___ Trecho apresentado

É a gestão em tempos de incerteza. É imperativo considerar esta nova realidade nos seus planos de retomada. Aliás, se a sua empresa ainda não iniciou este plano, lamento dizer que está atrasada. Uma das lições que aprendemos com outros países que foram impactados primeiro com a Covid-19, notadamente a China, é que realmente será algo tão ou mais desafiador que a gestão da crise em si. Como analogia, não é apenas religar as máquinas e tudo volta como era antes.
Desafios de caixa, fornecimento, contratos, gestão de pessoas e tecnologia encabeçam uma longa lista de assuntos primordiais a serem tratados neste planejamento. Para piorar, tudo isto em meio a uma crise, relevante por si só, mas que vem acompanhada de outras, tornando essa gestão uma atividade ainda mais complexa. É muito provável que será determinante para a sua empresa se e como a retomada vai ocorrer, a sua velocidade, e se isto representará uma variação positiva ou negativa no market share.
Mas a nova realidade citada anteriormente tem conceitos muito interessantes e aprofundá-los vai apoiar decisões no presente e no futuro. E, muito importante, identificar oportunidades. Parece evidente que todos nós teremos que nos adaptar a um novo mundo e, neste sentido, alguns aspectos chamam bastante a atenção:
- Modelos de gestão, mesmo os mais resilientes, estão sob estresse e devem permanecer assim por um bom tempo, com temas como transformação digital, modelos e parceiros de fornecimento (não só por just in time) e expressivo foco no core business para manter a relevância.

______
___ Dados

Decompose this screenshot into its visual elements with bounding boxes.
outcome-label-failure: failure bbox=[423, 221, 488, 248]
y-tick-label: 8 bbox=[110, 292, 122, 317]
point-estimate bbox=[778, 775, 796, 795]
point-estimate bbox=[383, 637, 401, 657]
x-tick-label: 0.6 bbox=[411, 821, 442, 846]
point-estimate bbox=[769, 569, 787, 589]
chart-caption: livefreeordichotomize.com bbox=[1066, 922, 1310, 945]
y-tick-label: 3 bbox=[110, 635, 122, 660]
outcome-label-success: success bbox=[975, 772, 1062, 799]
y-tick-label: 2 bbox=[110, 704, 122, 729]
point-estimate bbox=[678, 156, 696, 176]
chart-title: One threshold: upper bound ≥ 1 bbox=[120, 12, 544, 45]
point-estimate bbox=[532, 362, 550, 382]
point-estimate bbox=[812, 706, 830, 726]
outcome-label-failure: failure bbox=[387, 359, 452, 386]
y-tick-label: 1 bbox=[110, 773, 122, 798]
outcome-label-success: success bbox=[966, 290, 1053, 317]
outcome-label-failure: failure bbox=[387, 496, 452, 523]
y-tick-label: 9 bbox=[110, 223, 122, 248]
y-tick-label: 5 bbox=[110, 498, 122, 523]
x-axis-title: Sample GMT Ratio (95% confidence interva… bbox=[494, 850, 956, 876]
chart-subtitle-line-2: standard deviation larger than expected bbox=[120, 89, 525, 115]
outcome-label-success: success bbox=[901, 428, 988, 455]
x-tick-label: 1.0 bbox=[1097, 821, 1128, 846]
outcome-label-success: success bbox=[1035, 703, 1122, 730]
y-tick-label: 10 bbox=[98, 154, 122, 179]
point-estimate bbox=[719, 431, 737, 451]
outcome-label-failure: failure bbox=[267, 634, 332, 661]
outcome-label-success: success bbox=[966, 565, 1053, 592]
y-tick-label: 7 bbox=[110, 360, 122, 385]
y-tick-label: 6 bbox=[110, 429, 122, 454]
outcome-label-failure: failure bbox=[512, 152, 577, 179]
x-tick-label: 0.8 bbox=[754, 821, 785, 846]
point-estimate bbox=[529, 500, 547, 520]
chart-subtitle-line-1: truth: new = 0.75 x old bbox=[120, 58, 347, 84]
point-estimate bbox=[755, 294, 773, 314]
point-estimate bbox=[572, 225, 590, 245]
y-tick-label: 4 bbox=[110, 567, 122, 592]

______

§ **Lista de tarefas**:
1. Indique se cada afirmação a seguir está de acordo com o texto sobre a retomada das empresas: (a) a China está entre os primeiros países impactados pela Covid-19; (b) a retomada consiste em religar as máquinas para que tudo volte a ser como antes; (c) os modelos de gestão mais resilientes estão livres de estresse. Responda sim ou não a cada uma e cite entre aspas as palavras do texto que decidem a resposta.
2. Continue o texto sobre a retomada das empresas a partir da última frase apresentada.

§ **Respostas por tarefa**:
1.
(a) Sim: "outros países que foram impactados primeiro com a Covid-19, notadamente a China".
(b) Não: "não é apenas religar as máquinas e tudo volta como era antes".
(c) Não: "Modelos de gestão, mesmo os mais resilientes, estão sob estresse".

2.
- Surgimento (ou reforço para os early adopters) de um uso muito mais colaborativo da tecnologia carrega preocupações justificáveis de várias espécies, desde a proteção de dados até temas mais operacionais, como capacidade da banda. Será um grande desafio saber quais investimentos priorizar em um cenário de transformação e capital limitado
- Mudança em hábitos de consumo, com adoção acelerada do comércio “sem contato físico”, afetará muitos setores, inclusive e satisfatoriamente a gestão pública, com o potencial crescimento de serviços públicos digitais.
- Meio ambiente e sustentabilidade serão temas abordados no curto prazo, mas com uma visão de longo prazo. O crescimento das energias renováveis parece não sair da pauta, mas, para agora, o debate parece ser mais sobre temas como viagens corporativas que foram quase integralmente canceladas nas últimas semanas. Provavelmente não vão deixar de existir, mas serão em menor número e escolhidas com maior zelo.
- Medidas governamentais de estímulo à economia têm surgido e devem continuar como forma de combate à recessão, mas deverá ser incorporado ao cenário o debate sobre ajuste fiscal e ativos insolventes, o que também pode ser uma oportunidade.
- Transações oportunísticas sendo avaliadas por Private Equity e empresas com capacidade financeira, especialmente para ativos em setores que claramente precisam de funding para sustentar a retomada.
As empresas passaram por um momento de reação à crise, buscaram se adaptar o mais rapidamente possível, treinaram resiliência durante uma crise sem precedentes e agora serão chamadas a mais um desafio hercúleo: planejar uma retomada em um cenário em transformação. Esta nova realidade vai transformar você, o mercado, os seus clientes e os seus parceiros de negócios. E não há porque acreditar que não vai transformar o seu negócio.
(*) – André Coutinho é sócio-líder de Clientes e Mercados da KPMG no Brasil e na América do Sul.